>>>

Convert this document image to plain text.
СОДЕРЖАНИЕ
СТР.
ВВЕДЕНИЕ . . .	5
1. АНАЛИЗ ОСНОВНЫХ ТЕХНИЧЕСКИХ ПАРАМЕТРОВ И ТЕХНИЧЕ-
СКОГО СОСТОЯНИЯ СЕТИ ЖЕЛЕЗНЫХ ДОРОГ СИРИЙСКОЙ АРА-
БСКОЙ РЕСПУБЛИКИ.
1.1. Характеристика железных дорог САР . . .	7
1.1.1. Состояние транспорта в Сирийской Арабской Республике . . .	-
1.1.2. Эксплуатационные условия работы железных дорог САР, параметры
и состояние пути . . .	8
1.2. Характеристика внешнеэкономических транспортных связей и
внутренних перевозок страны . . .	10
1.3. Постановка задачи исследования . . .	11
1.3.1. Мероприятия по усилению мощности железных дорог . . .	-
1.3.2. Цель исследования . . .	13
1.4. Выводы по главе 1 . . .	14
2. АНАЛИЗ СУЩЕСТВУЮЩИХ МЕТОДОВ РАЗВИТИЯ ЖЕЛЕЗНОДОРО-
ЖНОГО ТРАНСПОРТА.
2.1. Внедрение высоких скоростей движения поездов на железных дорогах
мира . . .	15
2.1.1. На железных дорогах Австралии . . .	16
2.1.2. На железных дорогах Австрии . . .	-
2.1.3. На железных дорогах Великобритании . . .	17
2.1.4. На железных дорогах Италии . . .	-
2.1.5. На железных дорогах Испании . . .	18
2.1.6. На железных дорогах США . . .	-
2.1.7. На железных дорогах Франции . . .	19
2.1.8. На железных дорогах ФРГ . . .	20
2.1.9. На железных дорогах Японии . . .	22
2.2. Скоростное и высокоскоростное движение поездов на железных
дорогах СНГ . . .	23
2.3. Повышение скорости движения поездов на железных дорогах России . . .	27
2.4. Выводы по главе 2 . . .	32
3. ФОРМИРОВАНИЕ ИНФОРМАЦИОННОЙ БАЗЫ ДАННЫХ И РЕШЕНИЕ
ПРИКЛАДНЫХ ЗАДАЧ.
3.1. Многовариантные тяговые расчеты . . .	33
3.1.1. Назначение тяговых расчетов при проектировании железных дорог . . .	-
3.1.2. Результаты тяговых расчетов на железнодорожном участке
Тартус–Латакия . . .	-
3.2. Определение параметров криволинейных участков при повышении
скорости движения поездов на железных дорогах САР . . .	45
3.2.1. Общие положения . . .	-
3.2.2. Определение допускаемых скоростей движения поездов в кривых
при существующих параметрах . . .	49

<<<
>>>

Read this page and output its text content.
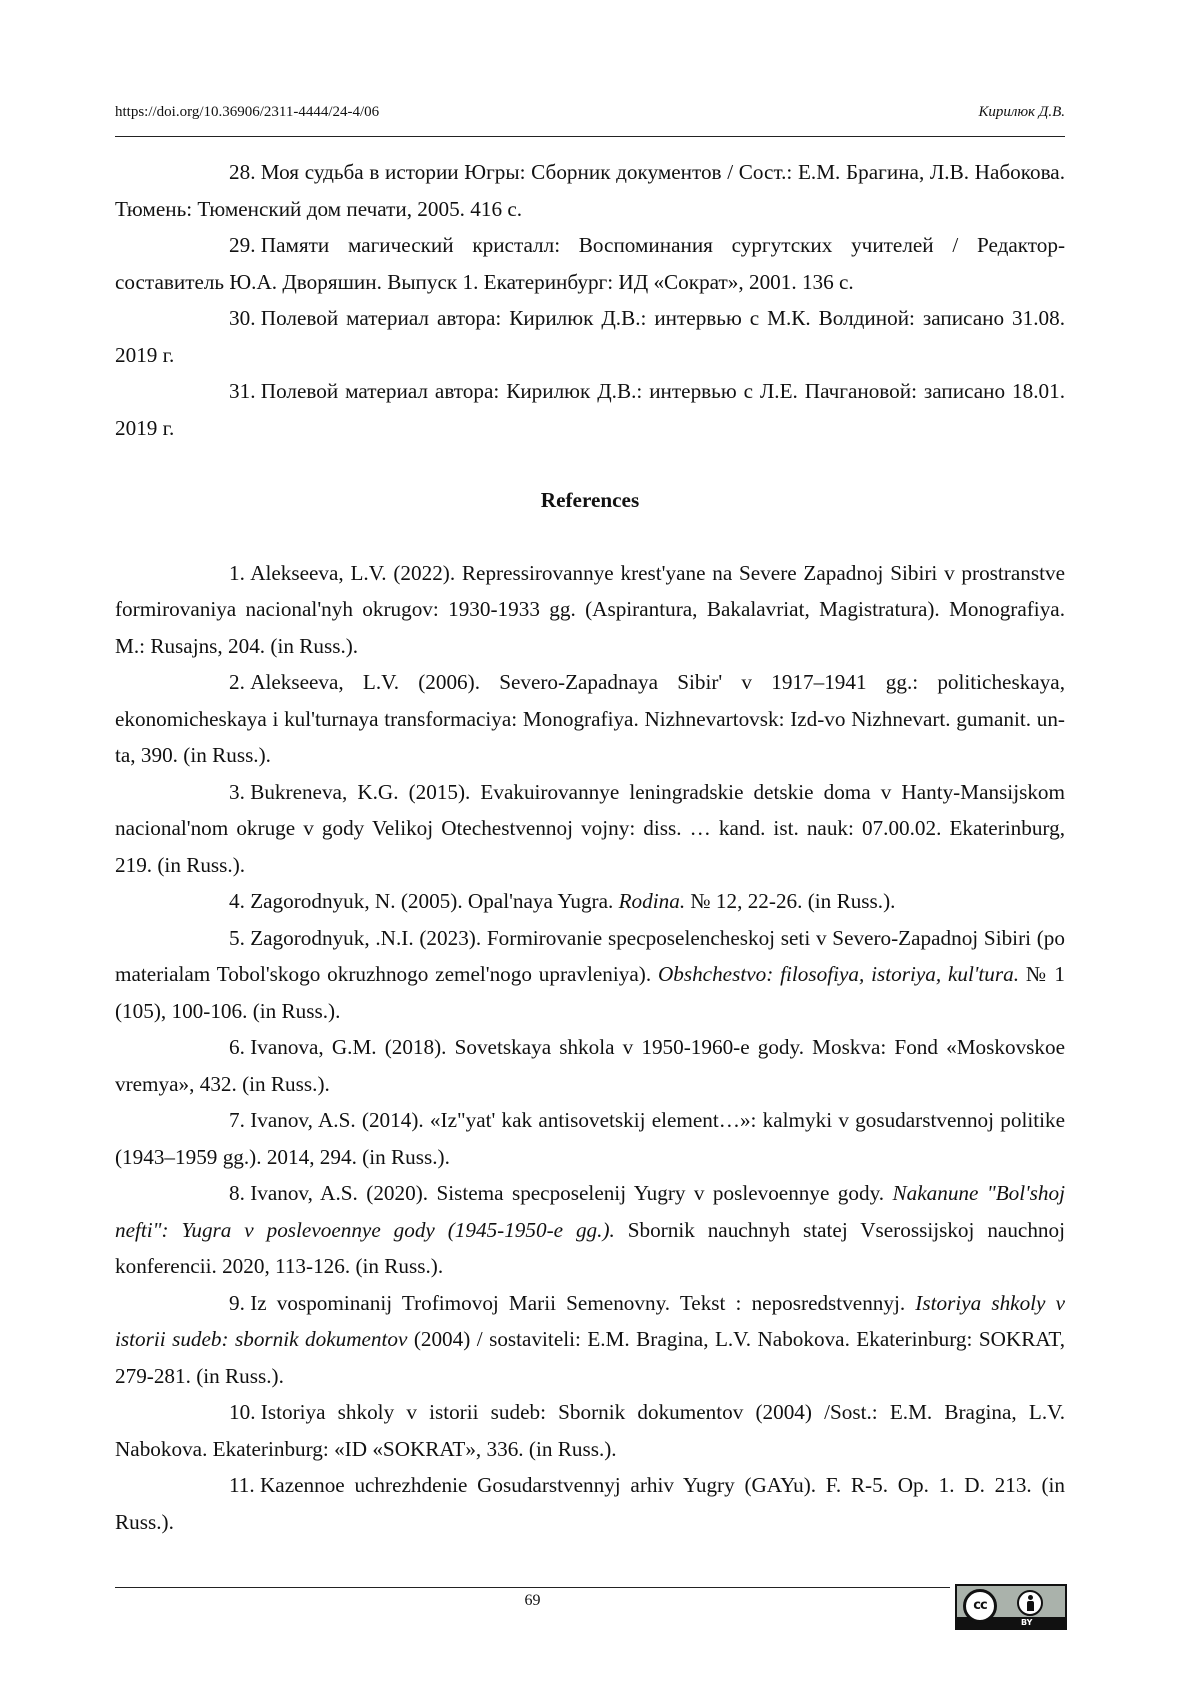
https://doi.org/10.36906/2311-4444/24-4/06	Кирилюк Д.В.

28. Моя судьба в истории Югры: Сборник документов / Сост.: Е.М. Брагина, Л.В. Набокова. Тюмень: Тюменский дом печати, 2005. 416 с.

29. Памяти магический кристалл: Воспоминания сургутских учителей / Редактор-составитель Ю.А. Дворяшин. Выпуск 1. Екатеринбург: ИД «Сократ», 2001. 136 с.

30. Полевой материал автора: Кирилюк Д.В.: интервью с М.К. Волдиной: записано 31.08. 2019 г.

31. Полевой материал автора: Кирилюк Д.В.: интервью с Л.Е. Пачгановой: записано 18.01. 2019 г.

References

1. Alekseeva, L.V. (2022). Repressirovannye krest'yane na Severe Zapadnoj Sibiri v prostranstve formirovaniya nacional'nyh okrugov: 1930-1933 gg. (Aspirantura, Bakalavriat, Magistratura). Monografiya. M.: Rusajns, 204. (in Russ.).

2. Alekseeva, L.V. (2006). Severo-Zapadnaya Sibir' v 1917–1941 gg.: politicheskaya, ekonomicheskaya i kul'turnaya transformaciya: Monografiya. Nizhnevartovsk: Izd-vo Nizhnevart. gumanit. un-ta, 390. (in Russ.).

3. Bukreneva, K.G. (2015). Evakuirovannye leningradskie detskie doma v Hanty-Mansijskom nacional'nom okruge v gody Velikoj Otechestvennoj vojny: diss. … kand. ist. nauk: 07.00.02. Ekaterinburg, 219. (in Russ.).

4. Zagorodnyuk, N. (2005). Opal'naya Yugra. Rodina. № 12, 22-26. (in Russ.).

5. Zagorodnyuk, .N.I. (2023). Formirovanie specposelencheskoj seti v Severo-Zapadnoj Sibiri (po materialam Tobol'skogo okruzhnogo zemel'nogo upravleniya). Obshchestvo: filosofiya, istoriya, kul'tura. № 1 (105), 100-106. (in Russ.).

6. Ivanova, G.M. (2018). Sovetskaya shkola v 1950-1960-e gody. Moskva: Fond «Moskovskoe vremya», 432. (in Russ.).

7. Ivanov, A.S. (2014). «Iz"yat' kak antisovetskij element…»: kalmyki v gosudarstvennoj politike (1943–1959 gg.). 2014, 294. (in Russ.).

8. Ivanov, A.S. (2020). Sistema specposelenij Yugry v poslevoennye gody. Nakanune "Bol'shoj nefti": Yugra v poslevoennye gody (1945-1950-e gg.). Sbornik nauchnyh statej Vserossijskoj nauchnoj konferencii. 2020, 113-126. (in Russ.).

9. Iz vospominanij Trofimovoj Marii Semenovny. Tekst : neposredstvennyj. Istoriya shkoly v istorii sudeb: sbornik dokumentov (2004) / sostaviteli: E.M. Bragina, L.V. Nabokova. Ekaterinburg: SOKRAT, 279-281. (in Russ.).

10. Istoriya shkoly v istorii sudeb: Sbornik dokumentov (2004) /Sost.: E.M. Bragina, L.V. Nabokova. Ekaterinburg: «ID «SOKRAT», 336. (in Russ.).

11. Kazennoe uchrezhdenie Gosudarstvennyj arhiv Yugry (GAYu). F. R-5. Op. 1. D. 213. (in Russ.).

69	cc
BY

<<<

Return every line of the preceding records in which the word "поездов" appears.

SOLUTION>
2.1. Внедрение высоких скоростей движения поездов на железных дорогах
2.2. Скоростное и высокоскоростное движение поездов на железных
2.3. Повышение скорости движения поездов на железных дорогах России . . .	27
скорости движения поездов на железных дорогах САР . . .	45
3.2.2. Определение допускаемых скоростей движения поездов в кривых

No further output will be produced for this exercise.